## DIRECTIONS
Your task is to extract every line from the material below exactly.

## EXERCISE INPUT
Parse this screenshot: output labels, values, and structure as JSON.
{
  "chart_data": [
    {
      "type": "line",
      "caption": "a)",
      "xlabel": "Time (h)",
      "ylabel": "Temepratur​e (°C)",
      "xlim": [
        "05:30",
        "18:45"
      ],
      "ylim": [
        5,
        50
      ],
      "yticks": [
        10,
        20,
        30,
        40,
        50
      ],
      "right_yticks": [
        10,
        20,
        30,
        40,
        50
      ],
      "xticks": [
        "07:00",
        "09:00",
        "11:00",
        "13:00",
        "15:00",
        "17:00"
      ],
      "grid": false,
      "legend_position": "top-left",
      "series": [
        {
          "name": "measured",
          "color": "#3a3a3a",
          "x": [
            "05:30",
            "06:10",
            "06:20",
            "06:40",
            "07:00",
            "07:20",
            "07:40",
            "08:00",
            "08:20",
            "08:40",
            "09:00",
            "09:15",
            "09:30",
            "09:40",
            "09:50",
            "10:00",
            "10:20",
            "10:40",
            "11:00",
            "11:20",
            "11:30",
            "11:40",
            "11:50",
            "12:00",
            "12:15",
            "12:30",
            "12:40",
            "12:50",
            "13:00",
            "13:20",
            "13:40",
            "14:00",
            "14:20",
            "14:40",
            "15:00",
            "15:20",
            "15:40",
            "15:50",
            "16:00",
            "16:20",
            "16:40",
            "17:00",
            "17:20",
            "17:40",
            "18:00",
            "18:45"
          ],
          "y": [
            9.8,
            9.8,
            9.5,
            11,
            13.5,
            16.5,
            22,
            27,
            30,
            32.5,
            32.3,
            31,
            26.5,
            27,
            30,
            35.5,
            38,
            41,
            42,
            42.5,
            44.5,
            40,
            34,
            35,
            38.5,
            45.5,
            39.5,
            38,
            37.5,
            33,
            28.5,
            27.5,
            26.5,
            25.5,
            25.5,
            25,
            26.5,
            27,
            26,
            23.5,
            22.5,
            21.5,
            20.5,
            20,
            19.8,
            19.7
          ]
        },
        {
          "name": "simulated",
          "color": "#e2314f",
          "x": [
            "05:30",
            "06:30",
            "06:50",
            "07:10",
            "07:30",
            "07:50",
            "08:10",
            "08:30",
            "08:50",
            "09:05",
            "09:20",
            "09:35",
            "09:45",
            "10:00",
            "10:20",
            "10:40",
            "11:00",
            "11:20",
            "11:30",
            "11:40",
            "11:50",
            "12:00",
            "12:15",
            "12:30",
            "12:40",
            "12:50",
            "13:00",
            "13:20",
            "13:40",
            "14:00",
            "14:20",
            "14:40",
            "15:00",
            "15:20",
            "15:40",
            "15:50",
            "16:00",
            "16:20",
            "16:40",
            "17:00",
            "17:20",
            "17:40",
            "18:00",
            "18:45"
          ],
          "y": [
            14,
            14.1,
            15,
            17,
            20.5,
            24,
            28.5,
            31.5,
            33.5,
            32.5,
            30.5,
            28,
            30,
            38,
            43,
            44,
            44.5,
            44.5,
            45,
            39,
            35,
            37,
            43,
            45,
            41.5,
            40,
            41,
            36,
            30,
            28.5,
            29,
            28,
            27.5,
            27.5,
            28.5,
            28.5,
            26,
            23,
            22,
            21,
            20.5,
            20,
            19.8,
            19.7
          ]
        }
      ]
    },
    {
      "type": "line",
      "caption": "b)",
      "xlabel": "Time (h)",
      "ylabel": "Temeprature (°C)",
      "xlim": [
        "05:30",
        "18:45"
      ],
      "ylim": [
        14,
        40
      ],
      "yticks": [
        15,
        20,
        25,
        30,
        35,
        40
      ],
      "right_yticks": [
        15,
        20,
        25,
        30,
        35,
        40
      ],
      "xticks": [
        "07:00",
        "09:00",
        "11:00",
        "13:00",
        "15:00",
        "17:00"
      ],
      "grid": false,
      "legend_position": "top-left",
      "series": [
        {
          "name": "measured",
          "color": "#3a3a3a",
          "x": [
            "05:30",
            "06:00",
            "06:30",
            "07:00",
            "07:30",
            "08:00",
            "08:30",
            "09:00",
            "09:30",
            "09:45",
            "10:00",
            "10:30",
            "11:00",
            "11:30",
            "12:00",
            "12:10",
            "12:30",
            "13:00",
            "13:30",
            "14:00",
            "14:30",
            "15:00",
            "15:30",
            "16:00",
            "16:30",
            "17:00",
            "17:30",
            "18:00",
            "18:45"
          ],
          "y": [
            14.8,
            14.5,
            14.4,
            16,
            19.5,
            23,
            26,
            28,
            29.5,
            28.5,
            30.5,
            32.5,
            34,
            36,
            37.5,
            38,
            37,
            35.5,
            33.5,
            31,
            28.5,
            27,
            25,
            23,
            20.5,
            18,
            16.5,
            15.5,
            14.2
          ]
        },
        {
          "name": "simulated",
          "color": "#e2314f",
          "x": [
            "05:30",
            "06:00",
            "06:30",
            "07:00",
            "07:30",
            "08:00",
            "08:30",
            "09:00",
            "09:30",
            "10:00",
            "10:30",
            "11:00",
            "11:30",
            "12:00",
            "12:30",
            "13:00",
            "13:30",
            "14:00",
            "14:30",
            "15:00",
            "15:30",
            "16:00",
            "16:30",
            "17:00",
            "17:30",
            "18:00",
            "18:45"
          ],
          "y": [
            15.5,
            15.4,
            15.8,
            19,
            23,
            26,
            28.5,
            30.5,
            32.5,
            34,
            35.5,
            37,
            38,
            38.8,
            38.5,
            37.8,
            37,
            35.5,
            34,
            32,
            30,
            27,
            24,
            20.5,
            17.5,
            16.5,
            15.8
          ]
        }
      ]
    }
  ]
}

## COMPLETE RESPONSE
Parse this screenshot: output labels, values, and structure as JSON.
{
  "chart_data": [
    {
      "type": "line",
      "caption": "a)",
      "xlabel": "Time (h)",
      "ylabel": "Temepratur​e (°C)",
      "xlim": [
        "05:30",
        "18:45"
      ],
      "ylim": [
        5,
        50
      ],
      "yticks": [
        10,
        20,
        30,
        40,
        50
      ],
      "right_yticks": [
        10,
        20,
        30,
        40,
        50
      ],
      "xticks": [
        "07:00",
        "09:00",
        "11:00",
        "13:00",
        "15:00",
        "17:00"
      ],
      "grid": false,
      "legend_position": "top-left",
      "series": [
        {
          "name": "measured",
          "color": "#3a3a3a",
          "x": [
            "05:30",
            "06:10",
            "06:20",
            "06:40",
            "07:00",
            "07:20",
            "07:40",
            "08:00",
            "08:20",
            "08:40",
            "09:00",
            "09:15",
            "09:30",
            "09:40",
            "09:50",
            "10:00",
            "10:20",
            "10:40",
            "11:00",
            "11:20",
            "11:30",
            "11:40",
            "11:50",
            "12:00",
            "12:15",
            "12:30",
            "12:40",
            "12:50",
            "13:00",
            "13:20",
            "13:40",
            "14:00",
            "14:20",
            "14:40",
            "15:00",
            "15:20",
            "15:40",
            "15:50",
            "16:00",
            "16:20",
            "16:40",
            "17:00",
            "17:20",
            "17:40",
            "18:00",
            "18:45"
          ],
          "y": [
            9.8,
            9.8,
            9.5,
            11,
            13.5,
            16.5,
            22,
            27,
            30,
            32.5,
            32.3,
            31,
            26.5,
            27,
            30,
            35.5,
            38,
            41,
            42,
            42.5,
            44.5,
            40,
            34,
            35,
            38.5,
            45.5,
            39.5,
            38,
            37.5,
            33,
            28.5,
            27.5,
            26.5,
            25.5,
            25.5,
            25,
            26.5,
            27,
            26,
            23.5,
            22.5,
            21.5,
            20.5,
            20,
            19.8,
            19.7
          ]
        },
        {
          "name": "simulated",
          "color": "#e2314f",
          "x": [
            "05:30",
            "06:30",
            "06:50",
            "07:10",
            "07:30",
            "07:50",
            "08:10",
            "08:30",
            "08:50",
            "09:05",
            "09:20",
            "09:35",
            "09:45",
            "10:00",
            "10:20",
            "10:40",
            "11:00",
            "11:20",
            "11:30",
            "11:40",
            "11:50",
            "12:00",
            "12:15",
            "12:30",
            "12:40",
            "12:50",
            "13:00",
            "13:20",
            "13:40",
            "14:00",
            "14:20",
            "14:40",
            "15:00",
            "15:20",
            "15:40",
            "15:50",
            "16:00",
            "16:20",
            "16:40",
            "17:00",
            "17:20",
            "17:40",
            "18:00",
            "18:45"
          ],
          "y": [
            14,
            14.1,
            15,
            17,
            20.5,
            24,
            28.5,
            31.5,
            33.5,
            32.5,
            30.5,
            28,
            30,
            38,
            43,
            44,
            44.5,
            44.5,
            45,
            39,
            35,
            37,
            43,
            45,
            41.5,
            40,
            41,
            36,
            30,
            28.5,
            29,
            28,
            27.5,
            27.5,
            28.5,
            28.5,
            26,
            23,
            22,
            21,
            20.5,
            20,
            19.8,
            19.7
          ]
        }
      ]
    },
    {
      "type": "line",
      "caption": "b)",
      "xlabel": "Time (h)",
      "ylabel": "Temeprature (°C)",
      "xlim": [
        "05:30",
        "18:45"
      ],
      "ylim": [
        14,
        40
      ],
      "yticks": [
        15,
        20,
        25,
        30,
        35,
        40
      ],
      "right_yticks": [
        15,
        20,
        25,
        30,
        35,
        40
      ],
      "xticks": [
        "07:00",
        "09:00",
        "11:00",
        "13:00",
        "15:00",
        "17:00"
      ],
      "grid": false,
      "legend_position": "top-left",
      "series": [
        {
          "name": "measured",
          "color": "#3a3a3a",
          "x": [
            "05:30",
            "06:00",
            "06:30",
            "07:00",
            "07:30",
            "08:00",
            "08:30",
            "09:00",
            "09:30",
            "09:45",
            "10:00",
            "10:30",
            "11:00",
            "11:30",
            "12:00",
            "12:10",
            "12:30",
            "13:00",
            "13:30",
            "14:00",
            "14:30",
            "15:00",
            "15:30",
            "16:00",
            "16:30",
            "17:00",
            "17:30",
            "18:00",
            "18:45"
          ],
          "y": [
            14.8,
            14.5,
            14.4,
            16,
            19.5,
            23,
            26,
            28,
            29.5,
            28.5,
            30.5,
            32.5,
            34,
            36,
            37.5,
            38,
            37,
            35.5,
            33.5,
            31,
            28.5,
            27,
            25,
            23,
            20.5,
            18,
            16.5,
            15.5,
            14.2
          ]
        },
        {
          "name": "simulated",
          "color": "#e2314f",
          "x": [
            "05:30",
            "06:00",
            "06:30",
            "07:00",
            "07:30",
            "08:00",
            "08:30",
            "09:00",
            "09:30",
            "10:00",
            "10:30",
            "11:00",
            "11:30",
            "12:00",
            "12:30",
            "13:00",
            "13:30",
            "14:00",
            "14:30",
            "15:00",
            "15:30",
            "16:00",
            "16:30",
            "17:00",
            "17:30",
            "18:00",
            "18:45"
          ],
          "y": [
            15.5,
            15.4,
            15.8,
            19,
            23,
            26,
            28.5,
            30.5,
            32.5,
            34,
            35.5,
            37,
            38,
            38.8,
            38.5,
            37.8,
            37,
            35.5,
            34,
            32,
            30,
            27,
            24,
            20.5,
            17.5,
            16.5,
            15.8
          ]
        }
      ]
    }
  ]
}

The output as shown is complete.